::: Provided text :::

I have just been turning a large English Ash bowl which was felled last year. It's true that there is much more 'beauty' in the local stuff. But I think if I was making furniture with it, I'd want it as uniform a possible. I guess there's no chance of mixing and matching it, but I think I'd like to use the local stuff for, say, a table top. But use the US stuff for legs, rails, seats, etc.

Against my own opinion, I've just finished it with Shellac Sanding Sealer and Acrylic Lacquer. It only yellowed a bit, but still more than I'd like. The yellowing comes from the shellac sanding sealer which, I assume, does not use the ultra blonde crystals. When I get around to it, I'm going to make up my own 'sealer' using just UB Shellac and Clear Meths.

Looks good tho. Assuming I don't cock up the last stage tomorrow, I'll post a pic.


----------



## wizer (10 May 2010)

Here you go, English Ash finished with a thin coat of Chestnut Shellac Sanding Sealer and then two coats of Chestnut Acrylic Lacquer.


----------



## Mattty (10 May 2010)

Thats lovely Tom, i love the dark streaks.


----------



## ByronBlack (10 May 2010)

Looks nice - some real nice grain - although from my wonky eyes, it looked like a hat


----------



## OPJ (10 May 2010)

That looks good, Tom.

How did you apply the acrylic lacquer? I've been trying to apply some today but the finish has loads of "bubbles" (this is using a roller). I tried spraying it some time last week but it kept clogging my gun. I then tried diluting it but I fear I went OTT with it... Plus, I bought it back in 2008 and it's been in the workshop through two cold winters...

Might have to sand it all off, chuck the rest and finish it with something else! :?


----------



## Chems (10 May 2010)

That looks good Tom, very nice.

Its going to be American ash for this piece for me thou. I'll make sure to start a WIP.


----------



## ondablade (10 May 2010)

Nifty bit of work Tom, lovely character.

For what it's worth my experience with Danish oil over oak (Rustins) is that it changes quite a bit with time. It brings the colour up very nicely from the start, but after a month or two it changes quite a lot - still nice, but the grain darkens quite a lot (gets brown) and it becomes much less clear.

Another non yellowing option that brushes well and flats easily (sprays too, although i've not tried it) is Rustins plastic coating. It's a urea formaldehyde. I did some birch ply shelving for our bathroom and its not darkened or marked at all in over a year...


----------



## ByronBlack (11 May 2010)

Here's another vote for rustins plastic coating (axminster sell it). I've used it for a number of guitar bodies and necks, very easy to use, and can build to either matt or glossy.


----------



## wizer (11 May 2010)

Thanks guys. The bowl wasn't a total success but I'm happy with it bearing in mind this is the first time I've turned in 6 months. It does look a bit hat shaped. Or my missus said it's like those sweets you used to get with the sherbet in the middle (Flying Saucers?) :roll:

Olly the lacquer was from an aerosol can. I sprayed from about 12" away using the same sort of technique suggested for HVLP spraying i.e keeping my arm straight as opposed to swinging in an arc and plunging\stopping whilst off the work. I build it up in thin coats. This will probably have another two or three until it's 'done'.

::: Data shown :::

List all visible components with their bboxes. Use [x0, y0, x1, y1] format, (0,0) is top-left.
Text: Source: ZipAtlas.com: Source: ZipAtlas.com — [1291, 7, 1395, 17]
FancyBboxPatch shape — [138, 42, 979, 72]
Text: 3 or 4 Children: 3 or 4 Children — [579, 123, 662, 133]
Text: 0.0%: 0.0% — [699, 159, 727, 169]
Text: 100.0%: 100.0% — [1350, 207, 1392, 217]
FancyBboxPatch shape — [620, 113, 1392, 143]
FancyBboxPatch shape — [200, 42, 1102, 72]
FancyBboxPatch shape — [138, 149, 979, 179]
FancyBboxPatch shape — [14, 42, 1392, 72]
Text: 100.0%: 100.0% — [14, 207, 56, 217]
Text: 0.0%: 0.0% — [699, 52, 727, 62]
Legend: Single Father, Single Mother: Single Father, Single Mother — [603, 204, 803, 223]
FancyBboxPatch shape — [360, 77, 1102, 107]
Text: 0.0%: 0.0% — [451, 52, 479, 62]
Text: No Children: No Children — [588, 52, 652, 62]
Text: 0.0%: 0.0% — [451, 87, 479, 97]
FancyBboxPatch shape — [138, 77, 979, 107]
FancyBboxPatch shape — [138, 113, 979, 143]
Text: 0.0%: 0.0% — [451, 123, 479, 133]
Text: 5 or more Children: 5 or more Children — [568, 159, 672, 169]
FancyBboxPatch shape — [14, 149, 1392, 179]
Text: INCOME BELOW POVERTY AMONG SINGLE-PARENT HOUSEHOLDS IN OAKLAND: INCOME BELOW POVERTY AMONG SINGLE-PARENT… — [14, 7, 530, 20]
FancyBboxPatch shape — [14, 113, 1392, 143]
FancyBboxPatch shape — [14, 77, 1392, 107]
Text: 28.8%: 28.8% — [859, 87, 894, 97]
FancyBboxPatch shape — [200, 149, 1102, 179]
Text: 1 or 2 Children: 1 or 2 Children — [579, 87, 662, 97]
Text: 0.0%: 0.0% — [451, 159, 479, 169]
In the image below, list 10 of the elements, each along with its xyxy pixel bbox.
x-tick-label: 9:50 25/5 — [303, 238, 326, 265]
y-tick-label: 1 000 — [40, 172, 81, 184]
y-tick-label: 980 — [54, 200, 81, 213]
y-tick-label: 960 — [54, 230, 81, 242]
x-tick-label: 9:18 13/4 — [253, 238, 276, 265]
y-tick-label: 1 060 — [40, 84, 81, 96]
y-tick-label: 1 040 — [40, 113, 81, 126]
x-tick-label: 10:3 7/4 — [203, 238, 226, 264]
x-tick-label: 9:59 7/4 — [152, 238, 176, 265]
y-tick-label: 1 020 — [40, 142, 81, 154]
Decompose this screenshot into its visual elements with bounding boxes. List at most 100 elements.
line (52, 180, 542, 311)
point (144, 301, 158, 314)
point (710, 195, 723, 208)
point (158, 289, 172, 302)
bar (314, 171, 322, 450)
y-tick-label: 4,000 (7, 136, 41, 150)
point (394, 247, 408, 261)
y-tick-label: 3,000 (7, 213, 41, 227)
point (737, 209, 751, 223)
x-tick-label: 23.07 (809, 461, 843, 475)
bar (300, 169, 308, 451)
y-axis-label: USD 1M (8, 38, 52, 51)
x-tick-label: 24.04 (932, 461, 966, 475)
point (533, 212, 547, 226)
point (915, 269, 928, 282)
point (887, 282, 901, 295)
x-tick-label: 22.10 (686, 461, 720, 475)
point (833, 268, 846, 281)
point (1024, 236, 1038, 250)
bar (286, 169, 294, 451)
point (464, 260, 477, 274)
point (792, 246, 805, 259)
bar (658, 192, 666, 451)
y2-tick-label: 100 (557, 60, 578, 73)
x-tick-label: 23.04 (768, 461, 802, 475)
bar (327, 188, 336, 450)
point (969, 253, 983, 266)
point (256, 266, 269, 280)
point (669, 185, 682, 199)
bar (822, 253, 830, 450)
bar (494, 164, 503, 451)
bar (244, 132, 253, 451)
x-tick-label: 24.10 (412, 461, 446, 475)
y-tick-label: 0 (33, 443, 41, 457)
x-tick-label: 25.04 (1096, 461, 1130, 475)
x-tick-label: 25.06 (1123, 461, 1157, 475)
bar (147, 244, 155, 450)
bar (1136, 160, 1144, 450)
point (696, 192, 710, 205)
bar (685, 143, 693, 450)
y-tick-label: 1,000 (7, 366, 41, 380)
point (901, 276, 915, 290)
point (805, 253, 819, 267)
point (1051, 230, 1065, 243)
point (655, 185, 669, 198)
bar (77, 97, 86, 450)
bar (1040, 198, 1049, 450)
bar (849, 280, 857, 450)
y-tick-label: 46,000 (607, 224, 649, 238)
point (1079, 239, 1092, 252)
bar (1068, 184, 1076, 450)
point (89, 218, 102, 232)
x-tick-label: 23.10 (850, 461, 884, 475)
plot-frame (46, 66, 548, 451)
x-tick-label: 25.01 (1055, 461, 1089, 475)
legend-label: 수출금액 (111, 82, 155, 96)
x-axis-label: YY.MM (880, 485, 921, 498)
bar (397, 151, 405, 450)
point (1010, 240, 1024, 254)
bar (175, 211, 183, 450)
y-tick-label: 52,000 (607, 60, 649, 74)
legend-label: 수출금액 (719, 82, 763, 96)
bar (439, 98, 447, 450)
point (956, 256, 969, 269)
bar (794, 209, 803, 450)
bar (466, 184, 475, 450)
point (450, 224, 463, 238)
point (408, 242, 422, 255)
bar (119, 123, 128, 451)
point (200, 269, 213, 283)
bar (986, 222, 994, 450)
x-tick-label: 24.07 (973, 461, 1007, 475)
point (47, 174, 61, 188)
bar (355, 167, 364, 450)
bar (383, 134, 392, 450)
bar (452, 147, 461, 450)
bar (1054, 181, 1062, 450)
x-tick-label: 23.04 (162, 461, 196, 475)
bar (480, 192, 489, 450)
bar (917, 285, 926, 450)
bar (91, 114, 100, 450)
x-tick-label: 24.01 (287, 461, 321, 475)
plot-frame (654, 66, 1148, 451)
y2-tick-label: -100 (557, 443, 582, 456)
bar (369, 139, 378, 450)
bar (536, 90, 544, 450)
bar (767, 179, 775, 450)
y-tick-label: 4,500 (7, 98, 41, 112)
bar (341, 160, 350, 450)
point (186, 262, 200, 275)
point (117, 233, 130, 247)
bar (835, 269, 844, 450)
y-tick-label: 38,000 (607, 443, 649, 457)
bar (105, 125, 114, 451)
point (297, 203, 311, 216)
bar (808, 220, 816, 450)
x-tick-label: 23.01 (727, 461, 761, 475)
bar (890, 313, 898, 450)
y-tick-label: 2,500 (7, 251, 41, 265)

:::

**Direction 1:**
In the forum thread on finishing English Ash, why does wizer intend to make his own sealer from ultra blonde shellac and clear meths? Answer in one to three sentences.
**Direction 2:**
According to the forum thread, from roughly what distance did wizer spray the acrylic lacquer onto the bowl?

**Complete output 1:**
The finished bowl yellowed more than he wanted, and he attributes the yellowing to the shellac sanding sealer he used. He assumes that sealer is not made with ultra blonde crystals, so he plans to mix his own sealer from ultra blonde shellac and clear meths.

**Complete output 2:**
About 12 inches.